AIM OF THE EXERCISE:
Copy out exactly the lines from the line containing "Extract all readable text from this page." to the end of the listing.

SOURCE DATA:
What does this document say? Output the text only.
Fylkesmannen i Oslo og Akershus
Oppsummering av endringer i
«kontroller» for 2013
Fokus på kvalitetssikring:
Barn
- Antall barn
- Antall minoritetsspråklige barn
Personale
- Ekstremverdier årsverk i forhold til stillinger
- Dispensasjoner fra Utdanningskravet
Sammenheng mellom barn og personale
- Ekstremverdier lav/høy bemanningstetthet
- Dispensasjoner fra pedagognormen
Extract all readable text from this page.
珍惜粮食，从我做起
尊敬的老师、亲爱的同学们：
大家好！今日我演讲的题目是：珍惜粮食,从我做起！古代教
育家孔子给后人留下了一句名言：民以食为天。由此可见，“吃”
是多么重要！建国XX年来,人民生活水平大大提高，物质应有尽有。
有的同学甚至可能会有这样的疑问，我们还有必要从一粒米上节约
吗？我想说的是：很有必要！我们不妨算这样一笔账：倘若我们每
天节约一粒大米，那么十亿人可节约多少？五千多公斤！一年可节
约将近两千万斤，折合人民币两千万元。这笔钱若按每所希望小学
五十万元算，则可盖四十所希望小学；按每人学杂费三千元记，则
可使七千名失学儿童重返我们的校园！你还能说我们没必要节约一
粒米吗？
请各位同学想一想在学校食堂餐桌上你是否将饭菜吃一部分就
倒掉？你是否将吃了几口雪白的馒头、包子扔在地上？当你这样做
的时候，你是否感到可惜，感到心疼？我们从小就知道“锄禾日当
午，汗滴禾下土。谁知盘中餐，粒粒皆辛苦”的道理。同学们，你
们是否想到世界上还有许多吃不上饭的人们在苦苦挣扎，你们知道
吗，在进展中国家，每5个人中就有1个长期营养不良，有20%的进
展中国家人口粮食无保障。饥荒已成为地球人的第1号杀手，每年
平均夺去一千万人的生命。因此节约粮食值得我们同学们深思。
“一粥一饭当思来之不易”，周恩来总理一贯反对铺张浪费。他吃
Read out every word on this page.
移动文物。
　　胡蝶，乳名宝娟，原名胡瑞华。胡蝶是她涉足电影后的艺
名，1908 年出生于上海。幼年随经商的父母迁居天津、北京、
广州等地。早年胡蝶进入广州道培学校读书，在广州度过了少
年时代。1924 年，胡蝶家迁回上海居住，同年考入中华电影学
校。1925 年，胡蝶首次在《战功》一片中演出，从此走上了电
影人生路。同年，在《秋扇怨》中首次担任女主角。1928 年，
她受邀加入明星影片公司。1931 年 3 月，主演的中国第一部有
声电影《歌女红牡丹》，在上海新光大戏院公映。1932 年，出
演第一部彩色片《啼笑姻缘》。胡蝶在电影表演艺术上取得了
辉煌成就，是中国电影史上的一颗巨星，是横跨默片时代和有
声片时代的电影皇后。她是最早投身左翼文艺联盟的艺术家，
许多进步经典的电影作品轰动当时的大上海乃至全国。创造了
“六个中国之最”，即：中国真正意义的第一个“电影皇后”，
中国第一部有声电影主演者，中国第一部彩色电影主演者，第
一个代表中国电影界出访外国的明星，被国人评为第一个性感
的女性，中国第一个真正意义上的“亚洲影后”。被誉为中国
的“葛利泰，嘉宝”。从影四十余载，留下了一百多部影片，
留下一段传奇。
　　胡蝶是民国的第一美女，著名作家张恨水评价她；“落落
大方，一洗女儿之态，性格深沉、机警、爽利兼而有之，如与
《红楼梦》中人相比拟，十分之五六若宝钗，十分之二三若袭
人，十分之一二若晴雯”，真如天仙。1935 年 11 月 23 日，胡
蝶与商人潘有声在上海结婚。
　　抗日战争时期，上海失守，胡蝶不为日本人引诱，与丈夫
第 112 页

SOLUTION TO THIS EXERCISE:
Extract all readable text from this page.
珍惜粮食，从我做起
尊敬的老师、亲爱的同学们：
大家好！今日我演讲的题目是：珍惜粮食,从我做起！古代教
育家孔子给后人留下了一句名言：民以食为天。由此可见，“吃”
是多么重要！建国XX年来,人民生活水平大大提高，物质应有尽有。
有的同学甚至可能会有这样的疑问，我们还有必要从一粒米上节约
吗？我想说的是：很有必要！我们不妨算这样一笔账：倘若我们每
天节约一粒大米，那么十亿人可节约多少？五千多公斤！一年可节
约将近两千万斤，折合人民币两千万元。这笔钱若按每所希望小学
五十万元算，则可盖四十所希望小学；按每人学杂费三千元记，则
可使七千名失学儿童重返我们的校园！你还能说我们没必要节约一
粒米吗？
请各位同学想一想在学校食堂餐桌上你是否将饭菜吃一部分就
倒掉？你是否将吃了几口雪白的馒头、包子扔在地上？当你这样做
的时候，你是否感到可惜，感到心疼？我们从小就知道“锄禾日当
午，汗滴禾下土。谁知盘中餐，粒粒皆辛苦”的道理。同学们，你
们是否想到世界上还有许多吃不上饭的人们在苦苦挣扎，你们知道
吗，在进展中国家，每5个人中就有1个长期营养不良，有20%的进
展中国家人口粮食无保障。饥荒已成为地球人的第1号杀手，每年
平均夺去一千万人的生命。因此节约粮食值得我们同学们深思。
“一粥一饭当思来之不易”，周恩来总理一贯反对铺张浪费。他吃
Read out every word on this page.
移动文物。
　　胡蝶，乳名宝娟，原名胡瑞华。胡蝶是她涉足电影后的艺
名，1908 年出生于上海。幼年随经商的父母迁居天津、北京、
广州等地。早年胡蝶进入广州道培学校读书，在广州度过了少
年时代。1924 年，胡蝶家迁回上海居住，同年考入中华电影学
校。1925 年，胡蝶首次在《战功》一片中演出，从此走上了电
影人生路。同年，在《秋扇怨》中首次担任女主角。1928 年，
她受邀加入明星影片公司。1931 年 3 月，主演的中国第一部有
声电影《歌女红牡丹》，在上海新光大戏院公映。1932 年，出
演第一部彩色片《啼笑姻缘》。胡蝶在电影表演艺术上取得了
辉煌成就，是中国电影史上的一颗巨星，是横跨默片时代和有
声片时代的电影皇后。她是最早投身左翼文艺联盟的艺术家，
许多进步经典的电影作品轰动当时的大上海乃至全国。创造了
“六个中国之最”，即：中国真正意义的第一个“电影皇后”，
中国第一部有声电影主演者，中国第一部彩色电影主演者，第
一个代表中国电影界出访外国的明星，被国人评为第一个性感
的女性，中国第一个真正意义上的“亚洲影后”。被誉为中国
的“葛利泰，嘉宝”。从影四十余载，留下了一百多部影片，
留下一段传奇。
　　胡蝶是民国的第一美女，著名作家张恨水评价她；“落落
大方，一洗女儿之态，性格深沉、机警、爽利兼而有之，如与
《红楼梦》中人相比拟，十分之五六若宝钗，十分之二三若袭
人，十分之一二若晴雯”，真如天仙。1935 年 11 月 23 日，胡
蝶与商人潘有声在上海结婚。
　　抗日战争时期，上海失守，胡蝶不为日本人引诱，与丈夫
第 112 页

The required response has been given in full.